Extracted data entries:
• • • • • • •

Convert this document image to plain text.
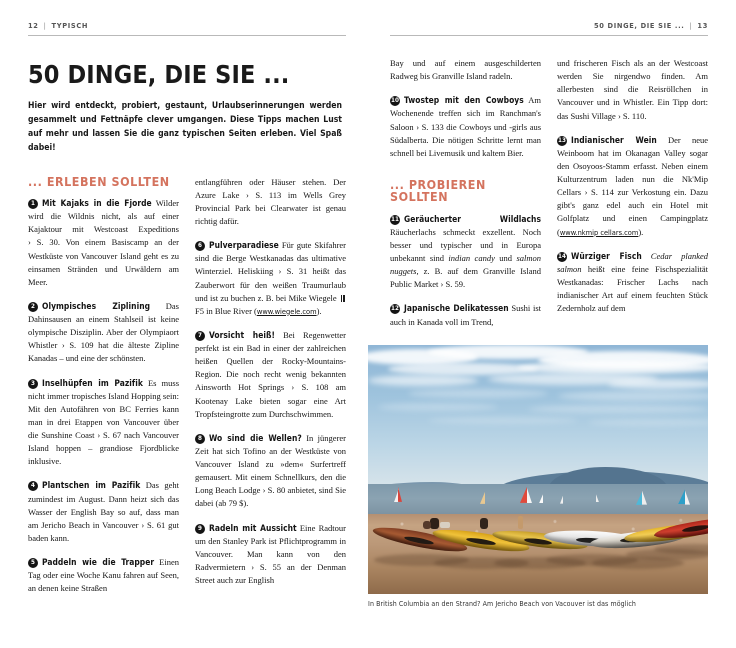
12 | TYPISCH
50 DINGE, DIE SIE ...

Hier wird entdeckt, probiert, gestaunt, Urlaubserinnerungen werden gesammelt und Fettnäpfe clever umgangen. Diese Tipps machen Lust auf mehr und lassen Sie die ganz typischen Seiten erleben. Viel Spaß dabei!

... ERLEBEN SOLLTEN

1 Mit Kajaks in die Fjorde Wilder wird die Wildnis nicht, als auf einer Kajaktour mit Westcoast Expeditions › S. 30. Von einem Basiscamp an der Westküste von Vancouver Island geht es zu einsamen Stränden und Urwäldern am Meer.

2 Olympisches Ziplining Das Dahinsausen an einem Stahlseil ist keine olympische Disziplin. Aber der Olympiaort Whistler › S. 109 hat die älteste Zipline Kanadas – und eine der schönsten.

3 Inselhüpfen im Pazifik Es muss nicht immer tropisches Island Hopping sein: Mit den Autofähren von BC Ferries kann man in drei Etappen von Vancouver über die Sunshine Coast › S. 67 nach Vancouver Island hoppen – grandiose Fjordblicke inklusive.

4 Plantschen im Pazifik Das geht zumindest im August. Dann heizt sich das Wasser der English Bay so auf, dass man am Jericho Beach in Vancouver › S. 61 gut baden kann.

5 Paddeln wie die Trapper Einen Tag oder eine Woche Kanu fahren auf Seen, an denen keine Straßen

entlangführen oder Häuser stehen. Der Azure Lake › S. 113 im Wells Grey Provincial Park bei Clearwater ist genau richtig dafür.

6 Pulverparadiese Für gute Skifahrer sind die Berge Westkanadas das ultimative Winterziel. Heliskiing › S. 31 heißt das Zauberwort für den weißen Traumurlaub und ist zu buchen z. B. bei Mike Wiegele F5 in Blue River (www.wiegele.com).

7 Vorsicht heiß! Bei Regenwetter perfekt ist ein Bad in einer der zahlreichen heißen Quellen der Rocky-Mountains-Region. Die noch recht wenig bekannten Ainsworth Hot Springs › S. 108 am Kootenay Lake bieten sogar eine Art Tropfsteingrotte zum Durchschwimmen.

8 Wo sind die Wellen? In jüngerer Zeit hat sich Tofino an der Westküste von Vancouver Island zu »dem« Surfertreff gemausert. Mit einem Schnellkurs, den die Long Beach Lodge › S. 80 anbietet, sind Sie dabei (ab 79 $).

9 Radeln mit Aussicht Eine Radtour um den Stanley Park ist Pflichtprogramm in Vancouver. Man kann von den Radvermietern › S. 55 an der Denman Street auch zur English

50 DINGE, DIE SIE ... | 13

Bay und auf einem ausgeschilderten Radweg bis Granville Island radeln.

10 Twostep mit den Cowboys Am Wochenende treffen sich im Ranchman's Saloon › S. 133 die Cowboys und -girls aus Südalberta. Die nötigen Schritte lernt man schnell bei Livemusik und kaltem Bier.

... PROBIEREN SOLLTEN

11 Geräucherter Wildlachs Räucherlachs schmeckt exzellent. Noch besser und typischer und in Europa unbekannt sind indian candy und salmon nuggets, z. B. auf dem Granville Island Public Market › S. 59.

12 Japanische Delikatessen Sushi ist auch in Kanada voll im Trend,

und frischeren Fisch als an der Westcoast werden Sie nirgendwo finden. Am allerbesten sind die Reisröllchen in Vancouver und in Whistler. Ein Tipp dort: das Sushi Village › S. 110.

13 Indianischer Wein Der neue Weinboom hat im Okanagan Valley sogar den Osoyoos-Stamm erfasst. Neben einem Kulturzentrum laden nun die Nk'Mip Cellars › S. 114 zur Verkostung ein. Dazu gibt's ganz edel auch ein Hotel mit Golfplatz und einen Campingplatz (www.nkmip cellars.com).

14 Würziger Fisch Cedar planked salmon heißt eine feine Fischspezialität Westkanadas: Frischer Lachs nach indianischer Art auf einem feuchten Stück Zedernholz auf dem

In British Columbia an den Strand? Am Jericho Beach von Vacouver ist das möglich
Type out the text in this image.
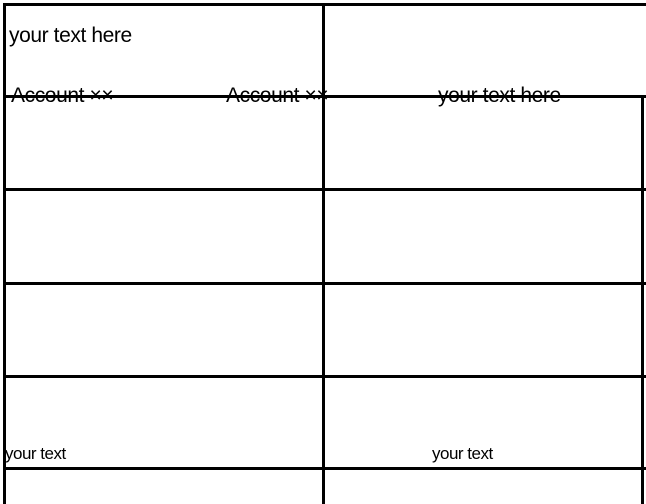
your text here
Account ××	Account ××	your text here
your text	your text
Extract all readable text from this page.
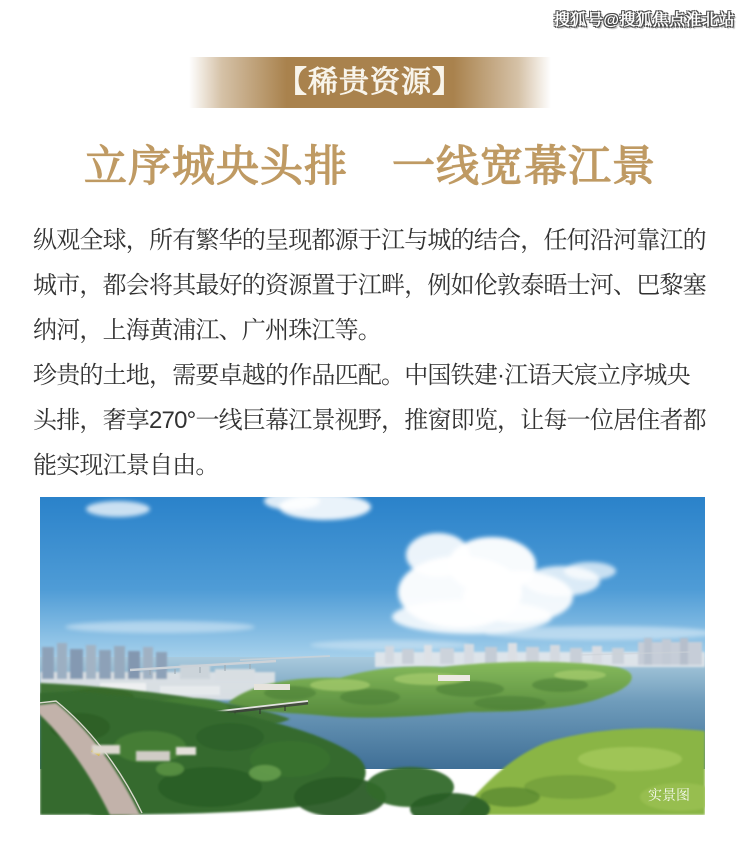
搜狐号@搜狐焦点淮北站
【稀贵资源】
立序城央头排　一线宽幕江景

纵观全球，所有繁华的呈现都源于江与城的结合，任何沿河靠江的
城市，都会将其最好的资源置于江畔，例如伦敦泰晤士河、巴黎塞
纳河，上海黄浦江、广州珠江等。

珍贵的土地，需要卓越的作品匹配。中国铁建·江语天宸立序城央
头排，奢享270°一线巨幕江景视野，推窗即览，让每一位居住者都
能实现江景自由。

实景图
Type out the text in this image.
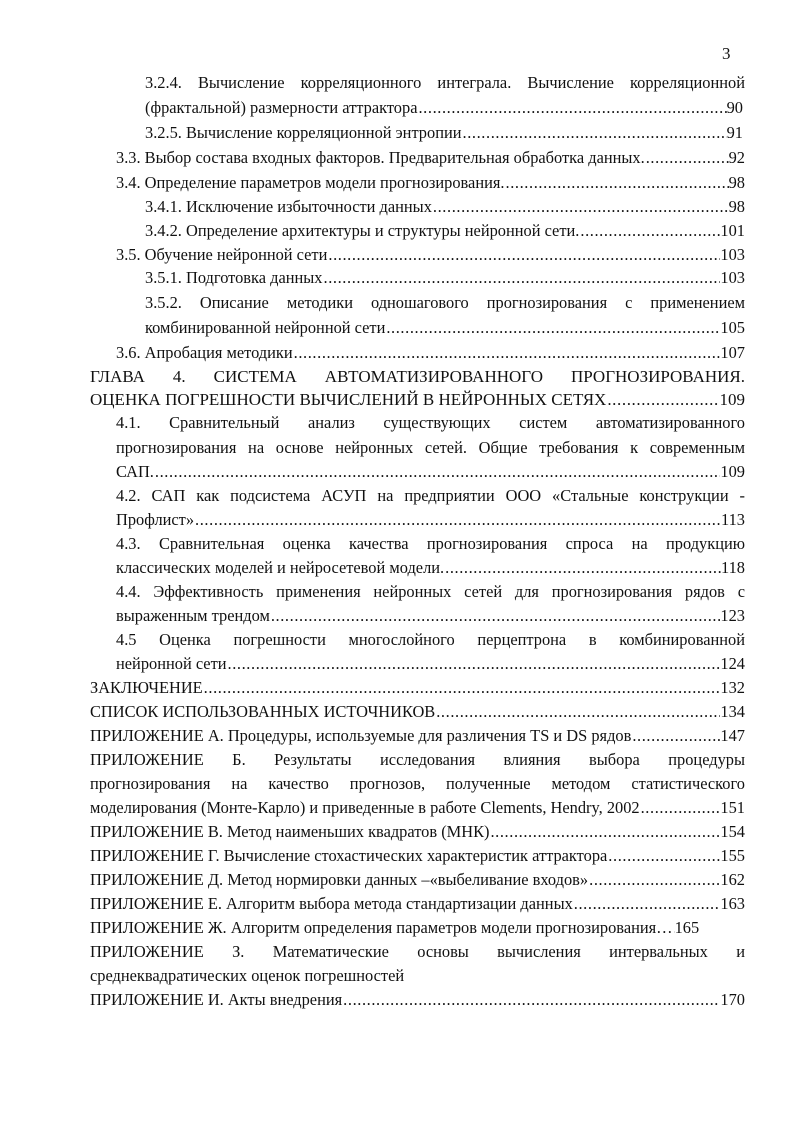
3
3.2.4. Вычисление корреляционного интеграла. Вычисление корреляционной
(фрактальной) размерности аттрактора .....	90
3.2.5. Вычисление корреляционной энтропии .....	91
3.3. Выбор состава входных факторов. Предварительная обработка данных. .....	92
3.4. Определение параметров модели прогнозирования. .....	98
3.4.1. Исключение избыточности данных .....	98
3.4.2. Определение архитектуры и структуры нейронной сети. .....	101
3.5. Обучение нейронной сети .....	103
3.5.1. Подготовка данных .....	103
3.5.2. Описание методики одношагового прогнозирования с применением
комбинированной нейронной сети .....	105
3.6. Апробация методики .....	107
ГЛАВА 4. СИСТЕМА АВТОМАТИЗИРОВАННОГО ПРОГНОЗИРОВАНИЯ.
ОЦЕНКА ПОГРЕШНОСТИ ВЫЧИСЛЕНИЙ В НЕЙРОННЫХ СЕТЯХ .....	109
4.1. Сравнительный анализ существующих систем автоматизированного
прогнозирования на основе нейронных сетей. Общие требования к современным
САП. .....	109
4.2. САП как подсистема АСУП на предприятии ООО «Стальные конструкции -
Профлист» .....	113
4.3. Сравнительная оценка качества прогнозирования спроса на продукцию
классических моделей и нейросетевой модели. .....	118
4.4. Эффективность применения нейронных сетей для прогнозирования рядов с
выраженным трендом .....	123
4.5 Оценка погрешности многослойного перцептрона в комбинированной
нейронной сети .....	124
ЗАКЛЮЧЕНИЕ .....	132
СПИСОК ИСПОЛЬЗОВАННЫХ ИСТОЧНИКОВ .....	134
ПРИЛОЖЕНИЕ А. Процедуры, используемые для различения TS и DS рядов .....	147
ПРИЛОЖЕНИЕ Б. Результаты исследования влияния выбора процедуры
прогнозирования на качество прогнозов, полученные методом статистического
моделирования (Монте-Карло) и приведенные в работе Clements, Hendry, 2002 .....	151
ПРИЛОЖЕНИЕ В. Метод наименьших квадратов (МНК) .....	154
ПРИЛОЖЕНИЕ Г. Вычисление стохастических характеристик аттрактора .....	155
ПРИЛОЖЕНИЕ Д. Метод нормировки данных –«выбеливание входов» .....	162
ПРИЛОЖЕНИЕ Е. Алгоритм выбора метода стандартизации данных .....	163
ПРИЛОЖЕНИЕ Ж. Алгоритм определения параметров модели прогнозирования… ..... 165
ПРИЛОЖЕНИЕ З. Математические основы вычисления интервальных и
среднеквадратических оценок погрешностей
ПРИЛОЖЕНИЕ И. Акты внедрения .....	170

• • • • • • •

* **Task directions**
Reply with the number of lines in the preceding entries that contain "Вычисление", and no other words.

* **Response for this exercise**
3